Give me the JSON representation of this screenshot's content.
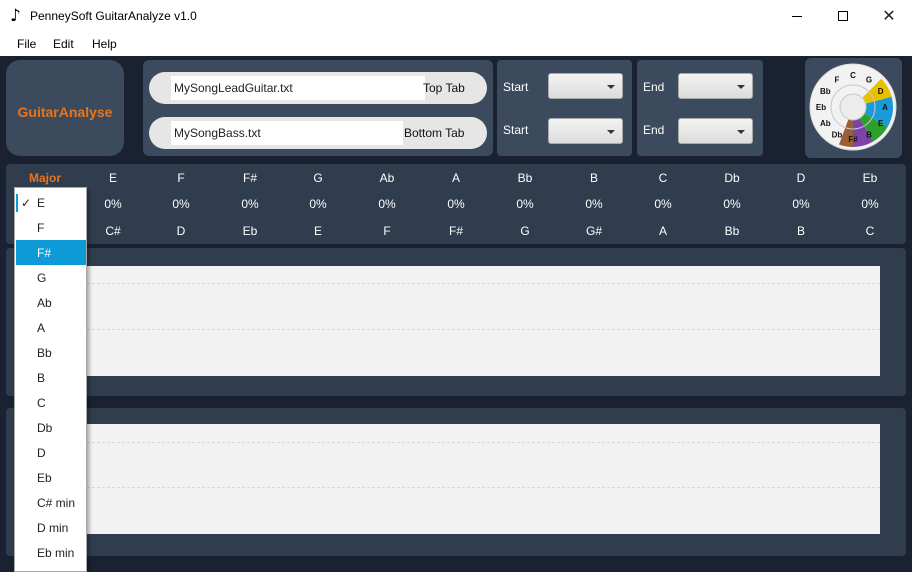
{
  "window": {
    "title": "PenneySoft GuitarAnalyze v1.0",
    "icon": "music-note-icon"
  },
  "menu": [
    "File",
    "Edit",
    "Help"
  ],
  "logo": {
    "text": "GuitarAnalyse",
    "color": "#e8751a"
  },
  "files": {
    "top": {
      "value": "MySongLeadGuitar.txt",
      "label": "Top Tab"
    },
    "bottom": {
      "value": "MySongBass.txt",
      "label": "Bottom Tab"
    }
  },
  "range": {
    "start_label": "Start",
    "end_label": "End"
  },
  "circle_of_fifths": {
    "outer": [
      "C",
      "G",
      "D",
      "A",
      "E",
      "B",
      "F#",
      "Db",
      "Ab",
      "Eb",
      "Bb",
      "F"
    ],
    "highlight_colors": [
      "#1a9ad6",
      "#2ca02c",
      "#7030a0",
      "#8b4513",
      "#e8c000"
    ]
  },
  "key_table": {
    "mode": "Major",
    "headers": [
      "E",
      "F",
      "F#",
      "G",
      "Ab",
      "A",
      "Bb",
      "B",
      "C",
      "Db",
      "D",
      "Eb"
    ],
    "percentages": [
      "0%",
      "0%",
      "0%",
      "0%",
      "0%",
      "0%",
      "0%",
      "0%",
      "0%",
      "0%",
      "0%",
      "0%"
    ],
    "relatives": [
      "C#",
      "D",
      "Eb",
      "E",
      "F",
      "F#",
      "G",
      "G#",
      "A",
      "Bb",
      "B",
      "C"
    ]
  },
  "dropdown": {
    "checked": "E",
    "highlighted": "F#",
    "items": [
      "E",
      "F",
      "F#",
      "G",
      "Ab",
      "A",
      "Bb",
      "B",
      "C",
      "Db",
      "D",
      "Eb",
      "C# min",
      "D min",
      "Eb min"
    ],
    "check_mark": "✓"
  },
  "colors": {
    "accent": "#e8751a",
    "selection": "#0e9ad6",
    "background": "#1a2231",
    "panel": "#3b4a5c"
  }
}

-- -- --

• **Work instructions**:
Repeat the material above verbatim. Leave the pictures behind.

• **Written reply**:
Give me the JSON representation of this screenshot's content.
{
  "window": {
    "title": "PenneySoft GuitarAnalyze v1.0",
    "icon": "music-note-icon"
  },
  "menu": [
    "File",
    "Edit",
    "Help"
  ],
  "logo": {
    "text": "GuitarAnalyse",
    "color": "#e8751a"
  },
  "files": {
    "top": {
      "value": "MySongLeadGuitar.txt",
      "label": "Top Tab"
    },
    "bottom": {
      "value": "MySongBass.txt",
      "label": "Bottom Tab"
    }
  },
  "range": {
    "start_label": "Start",
    "end_label": "End"
  },
  "circle_of_fifths": {
    "outer": [
      "C",
      "G",
      "D",
      "A",
      "E",
      "B",
      "F#",
      "Db",
      "Ab",
      "Eb",
      "Bb",
      "F"
    ],
    "highlight_colors": [
      "#1a9ad6",
      "#2ca02c",
      "#7030a0",
      "#8b4513",
      "#e8c000"
    ]
  },
  "key_table": {
    "mode": "Major",
    "headers": [
      "E",
      "F",
      "F#",
      "G",
      "Ab",
      "A",
      "Bb",
      "B",
      "C",
      "Db",
      "D",
      "Eb"
    ],
    "percentages": [
      "0%",
      "0%",
      "0%",
      "0%",
      "0%",
      "0%",
      "0%",
      "0%",
      "0%",
      "0%",
      "0%",
      "0%"
    ],
    "relatives": [
      "C#",
      "D",
      "Eb",
      "E",
      "F",
      "F#",
      "G",
      "G#",
      "A",
      "Bb",
      "B",
      "C"
    ]
  },
  "dropdown": {
    "checked": "E",
    "highlighted": "F#",
    "items": [
      "E",
      "F",
      "F#",
      "G",
      "Ab",
      "A",
      "Bb",
      "B",
      "C",
      "Db",
      "D",
      "Eb",
      "C# min",
      "D min",
      "Eb min"
    ],
    "check_mark": "✓"
  },
  "colors": {
    "accent": "#e8751a",
    "selection": "#0e9ad6",
    "background": "#1a2231",
    "panel": "#3b4a5c"
  }
}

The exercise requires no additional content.